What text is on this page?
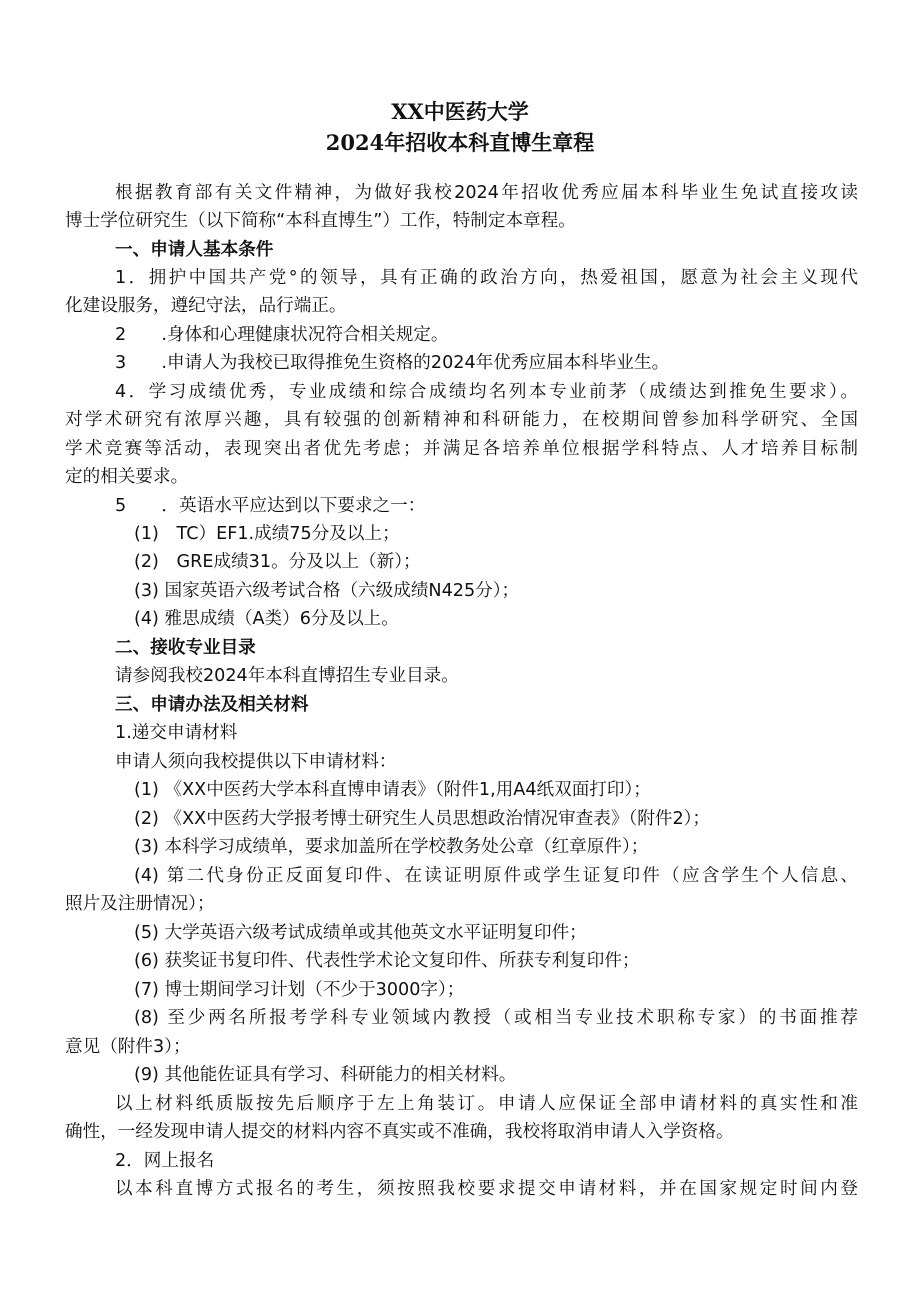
XX中医药大学
2024年招收本科直博生章程
根据教育部有关文件精神，为做好我校2024年招收优秀应届本科毕业生免试直接攻读
博士学位研究生（以下简称“本科直博生”）工作，特制定本章程。
一、申请人基本条件
1．拥护中国共产党°的领导，具有正确的政治方向，热爱祖国，愿意为社会主义现代
化建设服务，遵纪守法，品行端正。
2　　.身体和心理健康状况符合相关规定。
3　　.申请人为我校已取得推免生资格的2024年优秀应届本科毕业生。
4．学习成绩优秀，专业成绩和综合成绩均名列本专业前茅（成绩达到推免生要求）。
对学术研究有浓厚兴趣，具有较强的创新精神和科研能力，在校期间曾参加科学研究、全国
学术竞赛等活动，表现突出者优先考虑；并满足各培养单位根据学科特点、人才培养目标制
定的相关要求。
5　　．英语水平应达到以下要求之一：
(1)　TC）EF1.成绩75分及以上；
(2)　GRE成绩31。分及以上（新）；
(3) 国家英语六级考试合格（六级成绩N425分）；
(4) 雅思成绩（A类）6分及以上。
二、接收专业目录
请参阅我校2024年本科直博招生专业目录。
三、申请办法及相关材料
1.递交申请材料
申请人须向我校提供以下申请材料：
(1) 《XX中医药大学本科直博申请表》（附件1,用A4纸双面打印）；
(2) 《XX中医药大学报考博士研究生人员思想政治情况审查表》（附件2）；
(3) 本科学习成绩单，要求加盖所在学校教务处公章（红章原件）；
(4) 第二代身份正反面复印件、在读证明原件或学生证复印件（应含学生个人信息、
照片及注册情况）；
(5) 大学英语六级考试成绩单或其他英文水平证明复印件；
(6) 获奖证书复印件、代表性学术论文复印件、所获专利复印件；
(7) 博士期间学习计划（不少于3000字）；
(8) 至少两名所报考学科专业领域内教授（或相当专业技术职称专家）的书面推荐
意见（附件3）；
(9) 其他能佐证具有学习、科研能力的相关材料。
以上材料纸质版按先后顺序于左上角装订。申请人应保证全部申请材料的真实性和准
确性，一经发现申请人提交的材料内容不真实或不准确，我校将取消申请人入学资格。
2．网上报名
以本科直博方式报名的考生，须按照我校要求提交申请材料，并在国家规定时间内登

PROBLEM STATEMENT: Without the pictures, write out every entry precisely as it appears.

TASK RESPONSE:
What text is on this page?
XX中医药大学
2024年招收本科直博生章程
根据教育部有关文件精神，为做好我校2024年招收优秀应届本科毕业生免试直接攻读
博士学位研究生（以下简称“本科直博生”）工作，特制定本章程。
一、申请人基本条件
1．拥护中国共产党°的领导，具有正确的政治方向，热爱祖国，愿意为社会主义现代
化建设服务，遵纪守法，品行端正。
2　　.身体和心理健康状况符合相关规定。
3　　.申请人为我校已取得推免生资格的2024年优秀应届本科毕业生。
4．学习成绩优秀，专业成绩和综合成绩均名列本专业前茅（成绩达到推免生要求）。
对学术研究有浓厚兴趣，具有较强的创新精神和科研能力，在校期间曾参加科学研究、全国
学术竞赛等活动，表现突出者优先考虑；并满足各培养单位根据学科特点、人才培养目标制
定的相关要求。
5　　．英语水平应达到以下要求之一：
(1)　TC）EF1.成绩75分及以上；
(2)　GRE成绩31。分及以上（新）；
(3) 国家英语六级考试合格（六级成绩N425分）；
(4) 雅思成绩（A类）6分及以上。
二、接收专业目录
请参阅我校2024年本科直博招生专业目录。
三、申请办法及相关材料
1.递交申请材料
申请人须向我校提供以下申请材料：
(1) 《XX中医药大学本科直博申请表》（附件1,用A4纸双面打印）；
(2) 《XX中医药大学报考博士研究生人员思想政治情况审查表》（附件2）；
(3) 本科学习成绩单，要求加盖所在学校教务处公章（红章原件）；
(4) 第二代身份正反面复印件、在读证明原件或学生证复印件（应含学生个人信息、
照片及注册情况）；
(5) 大学英语六级考试成绩单或其他英文水平证明复印件；
(6) 获奖证书复印件、代表性学术论文复印件、所获专利复印件；
(7) 博士期间学习计划（不少于3000字）；
(8) 至少两名所报考学科专业领域内教授（或相当专业技术职称专家）的书面推荐
意见（附件3）；
(9) 其他能佐证具有学习、科研能力的相关材料。
以上材料纸质版按先后顺序于左上角装订。申请人应保证全部申请材料的真实性和准
确性，一经发现申请人提交的材料内容不真实或不准确，我校将取消申请人入学资格。
2．网上报名
以本科直博方式报名的考生，须按照我校要求提交申请材料，并在国家规定时间内登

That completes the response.